### WRITTEN REQUEST
Return the following rows without any changes.

══════════════════════════════

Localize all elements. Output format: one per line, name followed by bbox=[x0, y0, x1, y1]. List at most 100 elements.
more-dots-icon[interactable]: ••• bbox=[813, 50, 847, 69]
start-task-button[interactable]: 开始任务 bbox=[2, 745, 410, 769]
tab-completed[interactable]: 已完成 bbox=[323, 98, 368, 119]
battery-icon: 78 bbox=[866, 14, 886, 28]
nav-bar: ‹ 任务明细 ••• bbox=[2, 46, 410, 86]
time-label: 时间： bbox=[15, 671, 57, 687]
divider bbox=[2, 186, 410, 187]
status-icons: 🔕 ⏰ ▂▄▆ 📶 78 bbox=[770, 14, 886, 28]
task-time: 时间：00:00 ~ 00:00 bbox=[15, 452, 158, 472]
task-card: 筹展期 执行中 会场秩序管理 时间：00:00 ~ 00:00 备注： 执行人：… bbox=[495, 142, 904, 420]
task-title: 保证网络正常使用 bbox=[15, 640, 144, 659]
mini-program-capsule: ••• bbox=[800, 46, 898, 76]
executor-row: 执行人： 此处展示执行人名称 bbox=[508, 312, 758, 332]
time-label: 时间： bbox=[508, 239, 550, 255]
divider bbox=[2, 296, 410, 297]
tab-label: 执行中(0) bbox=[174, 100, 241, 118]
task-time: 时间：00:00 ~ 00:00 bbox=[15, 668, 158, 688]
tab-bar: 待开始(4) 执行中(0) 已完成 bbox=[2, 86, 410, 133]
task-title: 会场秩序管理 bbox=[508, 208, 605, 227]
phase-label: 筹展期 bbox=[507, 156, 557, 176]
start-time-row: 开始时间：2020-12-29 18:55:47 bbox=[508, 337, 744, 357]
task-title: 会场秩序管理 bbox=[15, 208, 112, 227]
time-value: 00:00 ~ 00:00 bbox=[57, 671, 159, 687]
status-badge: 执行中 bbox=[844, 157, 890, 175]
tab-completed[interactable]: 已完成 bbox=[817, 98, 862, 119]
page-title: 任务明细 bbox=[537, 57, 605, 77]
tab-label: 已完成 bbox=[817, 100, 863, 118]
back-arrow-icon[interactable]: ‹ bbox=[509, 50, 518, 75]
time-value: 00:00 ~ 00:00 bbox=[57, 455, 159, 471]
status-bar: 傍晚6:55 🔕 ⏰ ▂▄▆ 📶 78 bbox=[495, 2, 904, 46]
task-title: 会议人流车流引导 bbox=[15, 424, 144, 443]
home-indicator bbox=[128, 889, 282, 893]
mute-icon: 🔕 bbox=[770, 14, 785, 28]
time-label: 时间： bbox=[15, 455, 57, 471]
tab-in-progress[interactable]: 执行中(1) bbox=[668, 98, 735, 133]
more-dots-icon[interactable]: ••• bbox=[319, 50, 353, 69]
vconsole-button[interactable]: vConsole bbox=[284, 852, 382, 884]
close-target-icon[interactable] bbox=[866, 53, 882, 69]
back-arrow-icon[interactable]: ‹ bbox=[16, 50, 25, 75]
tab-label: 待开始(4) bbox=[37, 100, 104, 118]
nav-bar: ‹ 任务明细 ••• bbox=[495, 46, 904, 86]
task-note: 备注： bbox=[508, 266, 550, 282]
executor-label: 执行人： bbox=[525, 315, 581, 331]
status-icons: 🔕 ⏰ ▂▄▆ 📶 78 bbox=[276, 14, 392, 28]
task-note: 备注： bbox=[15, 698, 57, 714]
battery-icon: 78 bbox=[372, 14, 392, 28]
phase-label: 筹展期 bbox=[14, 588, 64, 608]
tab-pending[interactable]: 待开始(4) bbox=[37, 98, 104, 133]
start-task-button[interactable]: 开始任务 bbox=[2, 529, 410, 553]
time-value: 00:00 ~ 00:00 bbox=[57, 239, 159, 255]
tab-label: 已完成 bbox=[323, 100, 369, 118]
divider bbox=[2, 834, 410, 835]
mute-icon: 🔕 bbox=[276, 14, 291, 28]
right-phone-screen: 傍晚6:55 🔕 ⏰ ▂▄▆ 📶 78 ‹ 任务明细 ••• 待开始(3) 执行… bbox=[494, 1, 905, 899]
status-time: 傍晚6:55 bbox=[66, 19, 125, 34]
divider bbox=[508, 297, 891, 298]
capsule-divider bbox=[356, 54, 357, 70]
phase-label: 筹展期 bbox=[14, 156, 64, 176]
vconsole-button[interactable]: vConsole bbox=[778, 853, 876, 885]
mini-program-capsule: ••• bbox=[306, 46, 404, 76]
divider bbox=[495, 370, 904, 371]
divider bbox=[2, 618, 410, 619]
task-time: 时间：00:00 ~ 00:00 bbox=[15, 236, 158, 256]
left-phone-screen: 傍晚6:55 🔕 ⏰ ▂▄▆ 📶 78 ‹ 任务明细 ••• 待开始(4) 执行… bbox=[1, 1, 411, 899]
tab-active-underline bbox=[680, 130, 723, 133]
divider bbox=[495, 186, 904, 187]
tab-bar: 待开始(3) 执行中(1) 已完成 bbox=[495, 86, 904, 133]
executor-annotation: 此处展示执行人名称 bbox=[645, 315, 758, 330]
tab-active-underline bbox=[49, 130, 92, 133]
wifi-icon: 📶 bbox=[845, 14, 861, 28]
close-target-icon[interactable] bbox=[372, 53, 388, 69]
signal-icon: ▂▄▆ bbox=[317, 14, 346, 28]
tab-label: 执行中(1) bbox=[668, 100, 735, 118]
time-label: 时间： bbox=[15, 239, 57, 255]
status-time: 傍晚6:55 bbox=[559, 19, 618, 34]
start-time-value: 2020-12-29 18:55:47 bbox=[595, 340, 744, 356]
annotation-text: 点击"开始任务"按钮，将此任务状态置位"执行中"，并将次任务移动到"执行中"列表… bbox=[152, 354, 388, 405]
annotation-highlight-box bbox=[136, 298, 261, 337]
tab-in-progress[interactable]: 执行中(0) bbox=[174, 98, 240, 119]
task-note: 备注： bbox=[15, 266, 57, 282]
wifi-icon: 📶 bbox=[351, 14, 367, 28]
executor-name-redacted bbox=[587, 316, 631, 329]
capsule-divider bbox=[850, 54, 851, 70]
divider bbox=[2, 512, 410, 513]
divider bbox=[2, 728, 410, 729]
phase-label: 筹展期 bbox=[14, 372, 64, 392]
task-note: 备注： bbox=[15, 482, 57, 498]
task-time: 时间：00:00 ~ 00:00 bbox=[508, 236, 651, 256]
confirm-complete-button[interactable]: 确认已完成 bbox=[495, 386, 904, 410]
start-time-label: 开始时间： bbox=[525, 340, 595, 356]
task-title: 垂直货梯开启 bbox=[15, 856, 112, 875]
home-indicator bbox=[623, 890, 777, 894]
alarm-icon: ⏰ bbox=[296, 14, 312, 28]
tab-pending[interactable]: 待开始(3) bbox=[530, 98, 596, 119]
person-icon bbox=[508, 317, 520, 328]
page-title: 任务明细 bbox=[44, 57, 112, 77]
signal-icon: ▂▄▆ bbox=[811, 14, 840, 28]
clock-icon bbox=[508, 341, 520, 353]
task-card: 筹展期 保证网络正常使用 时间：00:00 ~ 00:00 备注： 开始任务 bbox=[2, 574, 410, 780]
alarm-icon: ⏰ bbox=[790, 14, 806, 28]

══════════════════════════════

### REPLY TO THE TASK
Localize all elements. Output format: one per line, name followed by bbox=[x0, y0, x1, y1]. List at most 100 elements.
more-dots-icon[interactable]: ••• bbox=[813, 50, 847, 69]
start-task-button[interactable]: 开始任务 bbox=[2, 745, 410, 769]
tab-completed[interactable]: 已完成 bbox=[323, 98, 368, 119]
battery-icon: 78 bbox=[866, 14, 886, 28]
nav-bar: ‹ 任务明细 ••• bbox=[2, 46, 410, 86]
time-label: 时间： bbox=[15, 671, 57, 687]
divider bbox=[2, 186, 410, 187]
status-icons: 🔕 ⏰ ▂▄▆ 📶 78 bbox=[770, 14, 886, 28]
task-time: 时间：00:00 ~ 00:00 bbox=[15, 452, 158, 472]
task-card: 筹展期 执行中 会场秩序管理 时间：00:00 ~ 00:00 备注： 执行人：… bbox=[495, 142, 904, 420]
task-title: 保证网络正常使用 bbox=[15, 640, 144, 659]
mini-program-capsule: ••• bbox=[800, 46, 898, 76]
executor-row: 执行人： 此处展示执行人名称 bbox=[508, 312, 758, 332]
time-label: 时间： bbox=[508, 239, 550, 255]
divider bbox=[2, 296, 410, 297]
tab-label: 执行中(0) bbox=[174, 100, 241, 118]
task-time: 时间：00:00 ~ 00:00 bbox=[15, 668, 158, 688]
tab-bar: 待开始(4) 执行中(0) 已完成 bbox=[2, 86, 410, 133]
task-title: 会场秩序管理 bbox=[508, 208, 605, 227]
phase-label: 筹展期 bbox=[507, 156, 557, 176]
start-time-row: 开始时间：2020-12-29 18:55:47 bbox=[508, 337, 744, 357]
task-title: 会场秩序管理 bbox=[15, 208, 112, 227]
time-value: 00:00 ~ 00:00 bbox=[57, 671, 159, 687]
status-badge: 执行中 bbox=[844, 157, 890, 175]
tab-completed[interactable]: 已完成 bbox=[817, 98, 862, 119]
page-title: 任务明细 bbox=[537, 57, 605, 77]
tab-label: 已完成 bbox=[817, 100, 863, 118]
back-arrow-icon[interactable]: ‹ bbox=[509, 50, 518, 75]
time-value: 00:00 ~ 00:00 bbox=[57, 455, 159, 471]
status-bar: 傍晚6:55 🔕 ⏰ ▂▄▆ 📶 78 bbox=[495, 2, 904, 46]
task-title: 会议人流车流引导 bbox=[15, 424, 144, 443]
home-indicator bbox=[128, 889, 282, 893]
mute-icon: 🔕 bbox=[770, 14, 785, 28]
time-label: 时间： bbox=[15, 455, 57, 471]
tab-in-progress[interactable]: 执行中(1) bbox=[668, 98, 735, 133]
more-dots-icon[interactable]: ••• bbox=[319, 50, 353, 69]
vconsole-button[interactable]: vConsole bbox=[284, 852, 382, 884]
close-target-icon[interactable] bbox=[866, 53, 882, 69]
back-arrow-icon[interactable]: ‹ bbox=[16, 50, 25, 75]
tab-label: 待开始(4) bbox=[37, 100, 104, 118]
nav-bar: ‹ 任务明细 ••• bbox=[495, 46, 904, 86]
task-note: 备注： bbox=[508, 266, 550, 282]
executor-label: 执行人： bbox=[525, 315, 581, 331]
status-icons: 🔕 ⏰ ▂▄▆ 📶 78 bbox=[276, 14, 392, 28]
task-note: 备注： bbox=[15, 698, 57, 714]
battery-icon: 78 bbox=[372, 14, 392, 28]
phase-label: 筹展期 bbox=[14, 588, 64, 608]
tab-pending[interactable]: 待开始(4) bbox=[37, 98, 104, 133]
start-task-button[interactable]: 开始任务 bbox=[2, 529, 410, 553]
time-value: 00:00 ~ 00:00 bbox=[57, 239, 159, 255]
tab-label: 已完成 bbox=[323, 100, 369, 118]
divider bbox=[2, 834, 410, 835]
mute-icon: 🔕 bbox=[276, 14, 291, 28]
right-phone-screen: 傍晚6:55 🔕 ⏰ ▂▄▆ 📶 78 ‹ 任务明细 ••• 待开始(3) 执行… bbox=[494, 1, 905, 899]
status-time: 傍晚6:55 bbox=[66, 19, 125, 34]
divider bbox=[508, 297, 891, 298]
capsule-divider bbox=[356, 54, 357, 70]
phase-label: 筹展期 bbox=[14, 156, 64, 176]
vconsole-button[interactable]: vConsole bbox=[778, 853, 876, 885]
mini-program-capsule: ••• bbox=[306, 46, 404, 76]
divider bbox=[495, 370, 904, 371]
divider bbox=[2, 618, 410, 619]
task-time: 时间：00:00 ~ 00:00 bbox=[15, 236, 158, 256]
left-phone-screen: 傍晚6:55 🔕 ⏰ ▂▄▆ 📶 78 ‹ 任务明细 ••• 待开始(4) 执行… bbox=[1, 1, 411, 899]
tab-active-underline bbox=[680, 130, 723, 133]
divider bbox=[495, 186, 904, 187]
tab-bar: 待开始(3) 执行中(1) 已完成 bbox=[495, 86, 904, 133]
executor-annotation: 此处展示执行人名称 bbox=[645, 315, 758, 330]
tab-active-underline bbox=[49, 130, 92, 133]
wifi-icon: 📶 bbox=[845, 14, 861, 28]
close-target-icon[interactable] bbox=[372, 53, 388, 69]
signal-icon: ▂▄▆ bbox=[317, 14, 346, 28]
tab-label: 执行中(1) bbox=[668, 100, 735, 118]
time-label: 时间： bbox=[15, 239, 57, 255]
status-time: 傍晚6:55 bbox=[559, 19, 618, 34]
start-time-value: 2020-12-29 18:55:47 bbox=[595, 340, 744, 356]
annotation-text: 点击"开始任务"按钮，将此任务状态置位"执行中"，并将次任务移动到"执行中"列表… bbox=[152, 354, 388, 405]
annotation-highlight-box bbox=[136, 298, 261, 337]
tab-in-progress[interactable]: 执行中(0) bbox=[174, 98, 240, 119]
task-note: 备注： bbox=[15, 266, 57, 282]
wifi-icon: 📶 bbox=[351, 14, 367, 28]
executor-name-redacted bbox=[587, 316, 631, 329]
capsule-divider bbox=[850, 54, 851, 70]
divider bbox=[2, 512, 410, 513]
divider bbox=[2, 728, 410, 729]
phase-label: 筹展期 bbox=[14, 372, 64, 392]
task-note: 备注： bbox=[15, 482, 57, 498]
task-time: 时间：00:00 ~ 00:00 bbox=[508, 236, 651, 256]
confirm-complete-button[interactable]: 确认已完成 bbox=[495, 386, 904, 410]
start-time-label: 开始时间： bbox=[525, 340, 595, 356]
task-title: 垂直货梯开启 bbox=[15, 856, 112, 875]
home-indicator bbox=[623, 890, 777, 894]
alarm-icon: ⏰ bbox=[296, 14, 312, 28]
tab-pending[interactable]: 待开始(3) bbox=[530, 98, 596, 119]
person-icon bbox=[508, 317, 520, 328]
page-title: 任务明细 bbox=[44, 57, 112, 77]
signal-icon: ▂▄▆ bbox=[811, 14, 840, 28]
clock-icon bbox=[508, 341, 520, 353]
task-card: 筹展期 保证网络正常使用 时间：00:00 ~ 00:00 备注： 开始任务 bbox=[2, 574, 410, 780]
alarm-icon: ⏰ bbox=[790, 14, 806, 28]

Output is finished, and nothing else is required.